*WHAT IS NEEDED*
Copy every record below, exactly as written.

------ RECORDED INFORMATION

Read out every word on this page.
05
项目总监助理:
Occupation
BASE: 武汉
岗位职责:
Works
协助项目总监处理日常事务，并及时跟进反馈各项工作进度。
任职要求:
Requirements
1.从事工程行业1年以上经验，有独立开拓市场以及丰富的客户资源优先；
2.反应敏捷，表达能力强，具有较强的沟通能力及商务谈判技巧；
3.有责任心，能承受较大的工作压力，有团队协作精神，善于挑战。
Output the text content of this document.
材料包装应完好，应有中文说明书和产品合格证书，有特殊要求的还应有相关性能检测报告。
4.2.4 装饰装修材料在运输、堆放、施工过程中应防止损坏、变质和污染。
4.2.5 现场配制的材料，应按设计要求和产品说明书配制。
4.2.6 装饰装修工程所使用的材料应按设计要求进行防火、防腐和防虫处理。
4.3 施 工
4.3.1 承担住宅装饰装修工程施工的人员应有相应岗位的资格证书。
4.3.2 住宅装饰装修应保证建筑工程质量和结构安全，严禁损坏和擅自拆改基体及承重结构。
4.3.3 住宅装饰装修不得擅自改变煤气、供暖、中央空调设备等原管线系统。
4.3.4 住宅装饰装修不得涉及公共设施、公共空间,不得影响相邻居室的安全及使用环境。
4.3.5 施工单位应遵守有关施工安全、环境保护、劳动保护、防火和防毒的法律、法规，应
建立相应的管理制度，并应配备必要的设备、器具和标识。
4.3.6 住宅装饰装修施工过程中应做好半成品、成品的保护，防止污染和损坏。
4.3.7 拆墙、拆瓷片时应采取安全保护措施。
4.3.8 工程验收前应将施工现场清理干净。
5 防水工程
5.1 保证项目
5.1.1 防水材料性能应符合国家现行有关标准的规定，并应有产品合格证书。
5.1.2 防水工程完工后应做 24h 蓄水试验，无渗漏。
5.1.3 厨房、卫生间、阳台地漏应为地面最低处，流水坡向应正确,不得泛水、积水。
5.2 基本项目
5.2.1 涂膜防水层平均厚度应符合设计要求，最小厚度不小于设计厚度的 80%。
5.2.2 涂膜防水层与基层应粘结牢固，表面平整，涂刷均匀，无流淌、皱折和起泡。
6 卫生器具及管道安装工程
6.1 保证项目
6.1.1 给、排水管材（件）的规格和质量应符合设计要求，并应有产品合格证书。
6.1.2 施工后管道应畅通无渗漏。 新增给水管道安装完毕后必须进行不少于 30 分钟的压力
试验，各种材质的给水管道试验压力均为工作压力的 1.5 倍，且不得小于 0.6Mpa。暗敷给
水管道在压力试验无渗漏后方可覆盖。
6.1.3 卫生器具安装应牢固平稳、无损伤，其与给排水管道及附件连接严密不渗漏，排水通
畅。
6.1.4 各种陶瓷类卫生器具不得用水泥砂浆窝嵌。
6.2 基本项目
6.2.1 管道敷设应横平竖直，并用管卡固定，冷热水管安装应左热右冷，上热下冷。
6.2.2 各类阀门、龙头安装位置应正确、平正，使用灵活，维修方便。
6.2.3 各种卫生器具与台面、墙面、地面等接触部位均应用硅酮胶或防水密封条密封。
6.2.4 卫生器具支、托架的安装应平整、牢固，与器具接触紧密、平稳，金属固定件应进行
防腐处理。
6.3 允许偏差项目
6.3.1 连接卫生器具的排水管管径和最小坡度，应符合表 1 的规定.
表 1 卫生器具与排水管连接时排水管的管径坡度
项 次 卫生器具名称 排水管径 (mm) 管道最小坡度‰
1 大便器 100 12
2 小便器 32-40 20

------------

*PROBLEM SOLUTION*
Read out every word on this page.
05
项目总监助理:
Occupation
BASE: 武汉
岗位职责:
Works
协助项目总监处理日常事务，并及时跟进反馈各项工作进度。
任职要求:
Requirements
1.从事工程行业1年以上经验，有独立开拓市场以及丰富的客户资源优先；
2.反应敏捷，表达能力强，具有较强的沟通能力及商务谈判技巧；
3.有责任心，能承受较大的工作压力，有团队协作精神，善于挑战。
Output the text content of this document.
材料包装应完好，应有中文说明书和产品合格证书，有特殊要求的还应有相关性能检测报告。
4.2.4 装饰装修材料在运输、堆放、施工过程中应防止损坏、变质和污染。
4.2.5 现场配制的材料，应按设计要求和产品说明书配制。
4.2.6 装饰装修工程所使用的材料应按设计要求进行防火、防腐和防虫处理。
4.3 施 工
4.3.1 承担住宅装饰装修工程施工的人员应有相应岗位的资格证书。
4.3.2 住宅装饰装修应保证建筑工程质量和结构安全，严禁损坏和擅自拆改基体及承重结构。
4.3.3 住宅装饰装修不得擅自改变煤气、供暖、中央空调设备等原管线系统。
4.3.4 住宅装饰装修不得涉及公共设施、公共空间,不得影响相邻居室的安全及使用环境。
4.3.5 施工单位应遵守有关施工安全、环境保护、劳动保护、防火和防毒的法律、法规，应
建立相应的管理制度，并应配备必要的设备、器具和标识。
4.3.6 住宅装饰装修施工过程中应做好半成品、成品的保护，防止污染和损坏。
4.3.7 拆墙、拆瓷片时应采取安全保护措施。
4.3.8 工程验收前应将施工现场清理干净。
5 防水工程
5.1 保证项目
5.1.1 防水材料性能应符合国家现行有关标准的规定，并应有产品合格证书。
5.1.2 防水工程完工后应做 24h 蓄水试验，无渗漏。
5.1.3 厨房、卫生间、阳台地漏应为地面最低处，流水坡向应正确,不得泛水、积水。
5.2 基本项目
5.2.1 涂膜防水层平均厚度应符合设计要求，最小厚度不小于设计厚度的 80%。
5.2.2 涂膜防水层与基层应粘结牢固，表面平整，涂刷均匀，无流淌、皱折和起泡。
6 卫生器具及管道安装工程
6.1 保证项目
6.1.1 给、排水管材（件）的规格和质量应符合设计要求，并应有产品合格证书。
6.1.2 施工后管道应畅通无渗漏。 新增给水管道安装完毕后必须进行不少于 30 分钟的压力
试验，各种材质的给水管道试验压力均为工作压力的 1.5 倍，且不得小于 0.6Mpa。暗敷给
水管道在压力试验无渗漏后方可覆盖。
6.1.3 卫生器具安装应牢固平稳、无损伤，其与给排水管道及附件连接严密不渗漏，排水通
畅。
6.1.4 各种陶瓷类卫生器具不得用水泥砂浆窝嵌。
6.2 基本项目
6.2.1 管道敷设应横平竖直，并用管卡固定，冷热水管安装应左热右冷，上热下冷。
6.2.2 各类阀门、龙头安装位置应正确、平正，使用灵活，维修方便。
6.2.3 各种卫生器具与台面、墙面、地面等接触部位均应用硅酮胶或防水密封条密封。
6.2.4 卫生器具支、托架的安装应平整、牢固，与器具接触紧密、平稳，金属固定件应进行
防腐处理。
6.3 允许偏差项目
6.3.1 连接卫生器具的排水管管径和最小坡度，应符合表 1 的规定.
表 1 卫生器具与排水管连接时排水管的管径坡度
项 次 卫生器具名称 排水管径 (mm) 管道最小坡度‰
1 大便器 100 12
2 小便器 32-40 20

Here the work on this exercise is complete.